» WRITTEN INSTRUCTION
Below is a block of records: output all of them exactly and leave out the pictures.

§ §

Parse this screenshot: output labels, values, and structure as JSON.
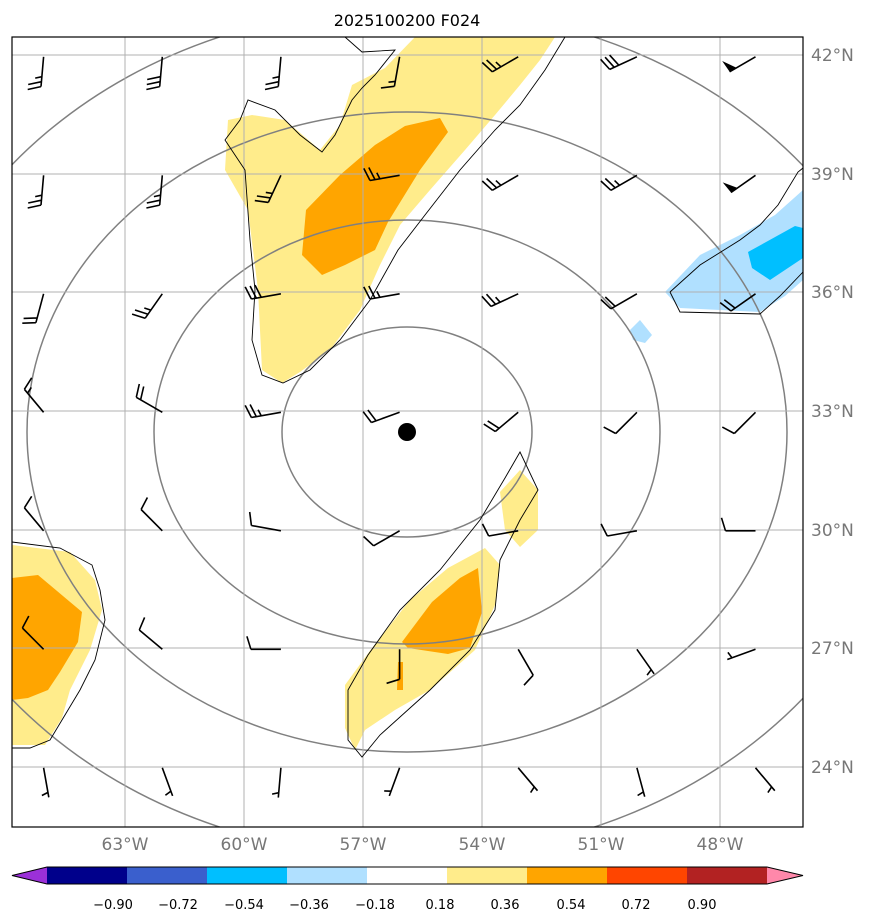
{
  "title": "2025100200 F024",
  "lon_labels": [
    "63°W",
    "60°W",
    "57°W",
    "54°W",
    "51°W",
    "48°W"
  ],
  "lat_labels": [
    "42°N",
    "39°N",
    "36°N",
    "33°N",
    "30°N",
    "27°N",
    "24°N"
  ],
  "colorbar": {
    "ticks": [
      "−0.90",
      "−0.72",
      "−0.54",
      "−0.36",
      "−0.18",
      "0.18",
      "0.36",
      "0.54",
      "0.72",
      "0.90"
    ],
    "colors": [
      "#9b30d8",
      "#00008b",
      "#3a5fcd",
      "#00bfff",
      "#b0e0ff",
      "#ffffff",
      "#ffec8b",
      "#ffa500",
      "#ff4500",
      "#b22222",
      "#ff88aa"
    ]
  },
  "center_marker": {
    "lon": -55.7,
    "lat": 32.5
  },
  "map": {
    "lon_range": [
      -65.8,
      -45.8
    ],
    "lat_range": [
      22.5,
      42.5
    ],
    "shading_colors": {
      "light_yellow": "#ffec8b",
      "orange": "#ffa500",
      "light_blue": "#b0e0ff",
      "deep_sky_blue": "#00bfff"
    },
    "range_rings": 4
  },
  "wind_barbs": {
    "lats": [
      42,
      39,
      36,
      33,
      30,
      27,
      24
    ],
    "lons": [
      -65,
      -62,
      -59,
      -56,
      -53,
      -50,
      -47
    ],
    "dirs": [
      [
        185,
        185,
        185,
        190,
        240,
        245,
        240
      ],
      [
        185,
        185,
        205,
        260,
        240,
        240,
        235
      ],
      [
        195,
        215,
        260,
        260,
        245,
        240,
        235
      ],
      [
        320,
        300,
        260,
        250,
        230,
        225,
        225
      ],
      [
        320,
        315,
        280,
        240,
        260,
        260,
        270
      ],
      [
        315,
        310,
        270,
        180,
        150,
        145,
        250
      ],
      [
        170,
        160,
        185,
        200,
        140,
        165,
        140
      ]
    ],
    "speeds": [
      [
        25,
        30,
        25,
        15,
        25,
        30,
        50
      ],
      [
        25,
        25,
        25,
        25,
        25,
        25,
        50
      ],
      [
        20,
        25,
        30,
        25,
        25,
        20,
        20
      ],
      [
        15,
        20,
        25,
        20,
        20,
        10,
        10
      ],
      [
        10,
        10,
        10,
        10,
        10,
        10,
        10
      ],
      [
        10,
        10,
        10,
        10,
        10,
        5,
        5
      ],
      [
        5,
        5,
        5,
        5,
        5,
        5,
        5
      ]
    ]
  }
}
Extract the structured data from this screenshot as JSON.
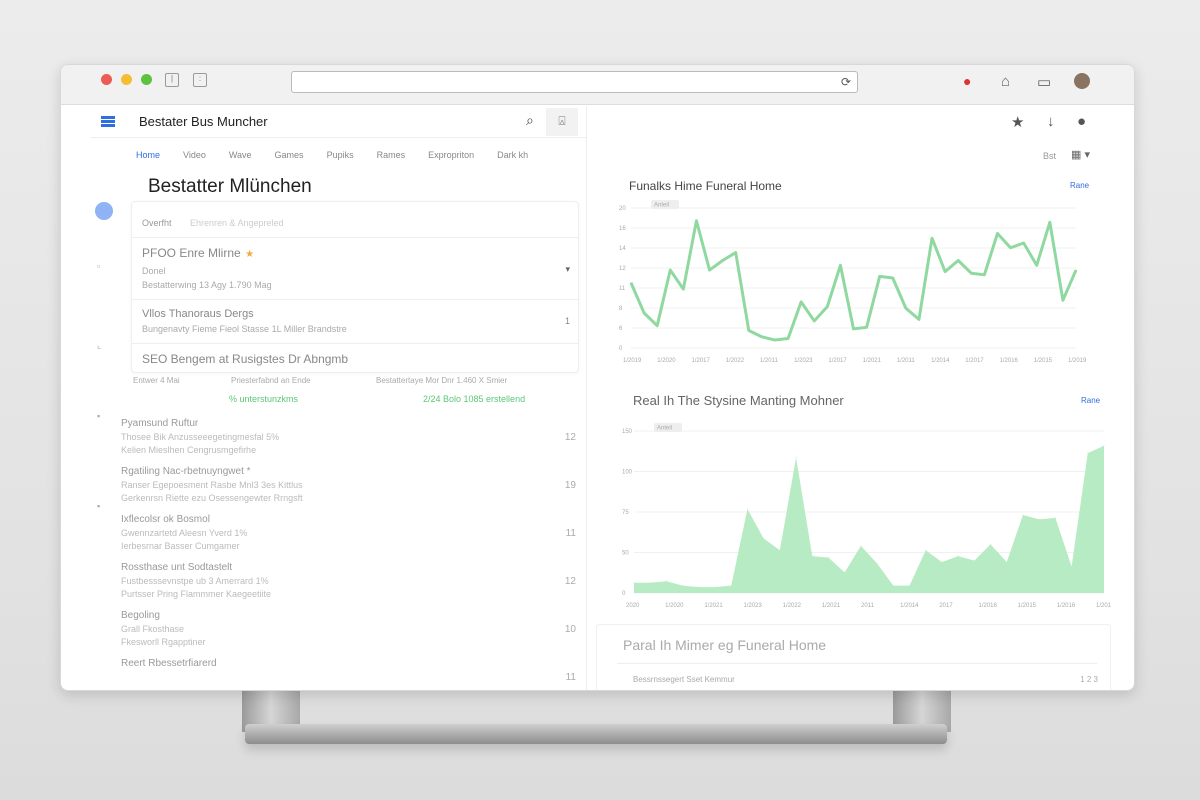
{
  "browser": {
    "reload_icon": "refresh-icon",
    "right_icons": [
      "notification-icon",
      "bank-icon",
      "wallet-icon",
      "profile-avatar"
    ]
  },
  "header": {
    "app_title": "Bestater Bus Muncher",
    "search_icon": "search-icon",
    "account_icon": "account-icon",
    "right_icons": [
      "star-icon",
      "download-icon",
      "settings-icon"
    ]
  },
  "nav": {
    "tabs": [
      "Home",
      "Video",
      "Wave",
      "Games",
      "Pupiks",
      "Rames",
      "Expropriton",
      "Dark kh"
    ]
  },
  "page": {
    "title": "Bestatter Mlünchen",
    "card": {
      "header": {
        "label": "Overfht",
        "sub": "Ehrenren & Angepreled"
      },
      "rows": [
        {
          "title": "PFOO Enre Mlirne",
          "star": "★",
          "sub1": "Donel",
          "sub2": "Bestatterwing 13 Agy 1.790 Mag",
          "chev": "▾"
        },
        {
          "title": "Vllos Thanoraus Dergs",
          "sub1": "Bungenavty Fieme Fieol Stasse 1L Miller Brandstre",
          "chev": "1"
        },
        {
          "title": "SEO Bengem at Rusigstes Dr Abngmb"
        }
      ]
    },
    "meta": [
      "Entwer 4 Mai",
      "Priesterfabnd an Ende",
      "Bestattertaye Mor Dnr 1.460 X Smier"
    ],
    "green": [
      "% unterstunzkms",
      "2/24 Bolo 1085 erstellend"
    ],
    "list": [
      {
        "title": "Pyamsund Ruftur",
        "l1": "Thosee Bik Anzusseeegetingmesfal 5%",
        "l2": "Kelien Mieslhen Cengrusmgefirhe",
        "n": "12"
      },
      {
        "title": "Rgatiling Nac-rbetnuyngwet *",
        "l1": "Ranser Egepoesment Rasbe Mnl3 3es Kittlus",
        "l2": "Gerkenrsn Riette ezu Osessengewter Rrngsft",
        "n": "19"
      },
      {
        "title": "Ixflecolsr ok Bosmol",
        "l1": "Gwennzartetd Aleesn Yverd 1%",
        "l2": "Ierbesrnar Basser Cumgamer",
        "n": "11"
      },
      {
        "title": "Rossthase unt Sodtastelt",
        "l1": "Fustbesssevnstpe ub 3 Amerrard 1%",
        "l2": "Purtsser Pring Flammmer Kaegeetiite",
        "n": "12"
      },
      {
        "title": "Begoling",
        "l1": "Grall Fkosthase",
        "l2": "Fkesworll Rgapptiner",
        "n": "10"
      },
      {
        "title": "Reert Rbessetrfiarerd",
        "l1": "",
        "l2": "",
        "n": "11"
      }
    ]
  },
  "right": {
    "view_label": "Bst",
    "grid_icon": "grid-icon",
    "bottom": {
      "title": "Paral Ih Mimer eg Funeral Home",
      "row": "Bessrnssegert Sset Kemmur",
      "row_meta": "1 2 3"
    }
  },
  "colors": {
    "accent": "#2f6fe0",
    "chart": "#8fd9a0",
    "chart_fill": "#b7ebc3"
  },
  "chart_data": [
    {
      "type": "line",
      "title": "Funalks Hime Funeral Home",
      "link": "Rane",
      "legend": "Anteil",
      "color": "#8fd9a0",
      "yticks": [
        "20",
        "16",
        "14",
        "12",
        "11",
        "8",
        "6",
        "0"
      ],
      "xticks": [
        "1/2019",
        "1/2020",
        "1/2017",
        "1/2022",
        "1/2011",
        "1/2023",
        "1/2017",
        "1/2021",
        "1/2011",
        "1/2014",
        "1/2017",
        "1/2016",
        "1/2015",
        "1/2019"
      ],
      "ylim": [
        0,
        22
      ],
      "grid": true,
      "values": [
        10.25,
        5.5,
        3.5,
        12.25,
        9.25,
        20,
        12.25,
        13.75,
        15,
        2.75,
        1.75,
        1.25,
        1.5,
        7.25,
        4.25,
        6.5,
        13,
        3,
        3.25,
        11.25,
        11,
        6.25,
        4.5,
        17.25,
        12,
        13.75,
        11.75,
        11.5,
        18,
        15.75,
        16.5,
        13,
        19.75,
        7.5,
        12.25
      ]
    },
    {
      "type": "area",
      "title": "Real Ih The Stysine Manting Mohner",
      "link": "Rane",
      "legend": "Anteil",
      "color": "#b7ebc3",
      "yticks": [
        "150",
        "100",
        "75",
        "50",
        "0"
      ],
      "xticks": [
        "2020",
        "1/2020",
        "1/2021",
        "1/2023",
        "1/2022",
        "1/2021",
        "2011",
        "1/2014",
        "2017",
        "1/2016",
        "1/2015",
        "1/2016",
        "1/2017"
      ],
      "ylim": [
        0,
        110
      ],
      "grid": true,
      "values": [
        7,
        7,
        8,
        5,
        4,
        4,
        5,
        57,
        37,
        29,
        92,
        25,
        24,
        14,
        32,
        20,
        5,
        5,
        29,
        21,
        25,
        22,
        33,
        21,
        53,
        50,
        51,
        18,
        95,
        100
      ]
    }
  ]
}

§ §

» OUTPUT OF THE EXERCISE
Parse this screenshot: output labels, values, and structure as JSON.
{
  "title": "2025100200 F024",
  "lon_labels": [
    "63°W",
    "60°W",
    "57°W",
    "54°W",
    "51°W",
    "48°W"
  ],
  "lat_labels": [
    "42°N",
    "39°N",
    "36°N",
    "33°N",
    "30°N",
    "27°N",
    "24°N"
  ],
  "colorbar": {
    "ticks": [
      "−0.90",
      "−0.72",
      "−0.54",
      "−0.36",
      "−0.18",
      "0.18",
      "0.36",
      "0.54",
      "0.72",
      "0.90"
    ],
    "colors": [
      "#9b30d8",
      "#00008b",
      "#3a5fcd",
      "#00bfff",
      "#b0e0ff",
      "#ffffff",
      "#ffec8b",
      "#ffa500",
      "#ff4500",
      "#b22222",
      "#ff88aa"
    ]
  },
  "center_marker": {
    "lon": -55.7,
    "lat": 32.5
  },
  "map": {
    "lon_range": [
      -65.8,
      -45.8
    ],
    "lat_range": [
      22.5,
      42.5
    ],
    "shading_colors": {
      "light_yellow": "#ffec8b",
      "orange": "#ffa500",
      "light_blue": "#b0e0ff",
      "deep_sky_blue": "#00bfff"
    },
    "range_rings": 4
  },
  "wind_barbs": {
    "lats": [
      42,
      39,
      36,
      33,
      30,
      27,
      24
    ],
    "lons": [
      -65,
      -62,
      -59,
      -56,
      -53,
      -50,
      -47
    ],
    "dirs": [
      [
        185,
        185,
        185,
        190,
        240,
        245,
        240
      ],
      [
        185,
        185,
        205,
        260,
        240,
        240,
        235
      ],
      [
        195,
        215,
        260,
        260,
        245,
        240,
        235
      ],
      [
        320,
        300,
        260,
        250,
        230,
        225,
        225
      ],
      [
        320,
        315,
        280,
        240,
        260,
        260,
        270
      ],
      [
        315,
        310,
        270,
        180,
        150,
        145,
        250
      ],
      [
        170,
        160,
        185,
        200,
        140,
        165,
        140
      ]
    ],
    "speeds": [
      [
        25,
        30,
        25,
        15,
        25,
        30,
        50
      ],
      [
        25,
        25,
        25,
        25,
        25,
        25,
        50
      ],
      [
        20,
        25,
        30,
        25,
        25,
        20,
        20
      ],
      [
        15,
        20,
        25,
        20,
        20,
        10,
        10
      ],
      [
        10,
        10,
        10,
        10,
        10,
        10,
        10
      ],
      [
        10,
        10,
        10,
        10,
        10,
        5,
        5
      ],
      [
        5,
        5,
        5,
        5,
        5,
        5,
        5
      ]
    ]
  }
}
Extract the structured data from this screenshot as JSON.
{
  "browser": {
    "reload_icon": "refresh-icon",
    "right_icons": [
      "notification-icon",
      "bank-icon",
      "wallet-icon",
      "profile-avatar"
    ]
  },
  "header": {
    "app_title": "Bestater Bus Muncher",
    "search_icon": "search-icon",
    "account_icon": "account-icon",
    "right_icons": [
      "star-icon",
      "download-icon",
      "settings-icon"
    ]
  },
  "nav": {
    "tabs": [
      "Home",
      "Video",
      "Wave",
      "Games",
      "Pupiks",
      "Rames",
      "Expropriton",
      "Dark kh"
    ]
  },
  "page": {
    "title": "Bestatter Mlünchen",
    "card": {
      "header": {
        "label": "Overfht",
        "sub": "Ehrenren & Angepreled"
      },
      "rows": [
        {
          "title": "PFOO Enre Mlirne",
          "star": "★",
          "sub1": "Donel",
          "sub2": "Bestatterwing 13 Agy 1.790 Mag",
          "chev": "▾"
        },
        {
          "title": "Vllos Thanoraus Dergs",
          "sub1": "Bungenavty Fieme Fieol Stasse 1L Miller Brandstre",
          "chev": "1"
        },
        {
          "title": "SEO Bengem at Rusigstes Dr Abngmb"
        }
      ]
    },
    "meta": [
      "Entwer 4 Mai",
      "Priesterfabnd an Ende",
      "Bestattertaye Mor Dnr 1.460 X Smier"
    ],
    "green": [
      "% unterstunzkms",
      "2/24 Bolo 1085 erstellend"
    ],
    "list": [
      {
        "title": "Pyamsund Ruftur",
        "l1": "Thosee Bik Anzusseeegetingmesfal 5%",
        "l2": "Kelien Mieslhen Cengrusmgefirhe",
        "n": "12"
      },
      {
        "title": "Rgatiling Nac-rbetnuyngwet *",
        "l1": "Ranser Egepoesment Rasbe Mnl3 3es Kittlus",
        "l2": "Gerkenrsn Riette ezu Osessengewter Rrngsft",
        "n": "19"
      },
      {
        "title": "Ixflecolsr ok Bosmol",
        "l1": "Gwennzartetd Aleesn Yverd 1%",
        "l2": "Ierbesrnar Basser Cumgamer",
        "n": "11"
      },
      {
        "title": "Rossthase unt Sodtastelt",
        "l1": "Fustbesssevnstpe ub 3 Amerrard 1%",
        "l2": "Purtsser Pring Flammmer Kaegeetiite",
        "n": "12"
      },
      {
        "title": "Begoling",
        "l1": "Grall Fkosthase",
        "l2": "Fkesworll Rgapptiner",
        "n": "10"
      },
      {
        "title": "Reert Rbessetrfiarerd",
        "l1": "",
        "l2": "",
        "n": "11"
      }
    ]
  },
  "right": {
    "view_label": "Bst",
    "grid_icon": "grid-icon",
    "bottom": {
      "title": "Paral Ih Mimer eg Funeral Home",
      "row": "Bessrnssegert Sset Kemmur",
      "row_meta": "1 2 3"
    }
  },
  "colors": {
    "accent": "#2f6fe0",
    "chart": "#8fd9a0",
    "chart_fill": "#b7ebc3"
  },
  "chart_data": [
    {
      "type": "line",
      "title": "Funalks Hime Funeral Home",
      "link": "Rane",
      "legend": "Anteil",
      "color": "#8fd9a0",
      "yticks": [
        "20",
        "16",
        "14",
        "12",
        "11",
        "8",
        "6",
        "0"
      ],
      "xticks": [
        "1/2019",
        "1/2020",
        "1/2017",
        "1/2022",
        "1/2011",
        "1/2023",
        "1/2017",
        "1/2021",
        "1/2011",
        "1/2014",
        "1/2017",
        "1/2016",
        "1/2015",
        "1/2019"
      ],
      "ylim": [
        0,
        22
      ],
      "grid": true,
      "values": [
        10.25,
        5.5,
        3.5,
        12.25,
        9.25,
        20,
        12.25,
        13.75,
        15,
        2.75,
        1.75,
        1.25,
        1.5,
        7.25,
        4.25,
        6.5,
        13,
        3,
        3.25,
        11.25,
        11,
        6.25,
        4.5,
        17.25,
        12,
        13.75,
        11.75,
        11.5,
        18,
        15.75,
        16.5,
        13,
        19.75,
        7.5,
        12.25
      ]
    },
    {
      "type": "area",
      "title": "Real Ih The Stysine Manting Mohner",
      "link": "Rane",
      "legend": "Anteil",
      "color": "#b7ebc3",
      "yticks": [
        "150",
        "100",
        "75",
        "50",
        "0"
      ],
      "xticks": [
        "2020",
        "1/2020",
        "1/2021",
        "1/2023",
        "1/2022",
        "1/2021",
        "2011",
        "1/2014",
        "2017",
        "1/2016",
        "1/2015",
        "1/2016",
        "1/2017"
      ],
      "ylim": [
        0,
        110
      ],
      "grid": true,
      "values": [
        7,
        7,
        8,
        5,
        4,
        4,
        5,
        57,
        37,
        29,
        92,
        25,
        24,
        14,
        32,
        20,
        5,
        5,
        29,
        21,
        25,
        22,
        33,
        21,
        53,
        50,
        51,
        18,
        95,
        100
      ]
    }
  ]
}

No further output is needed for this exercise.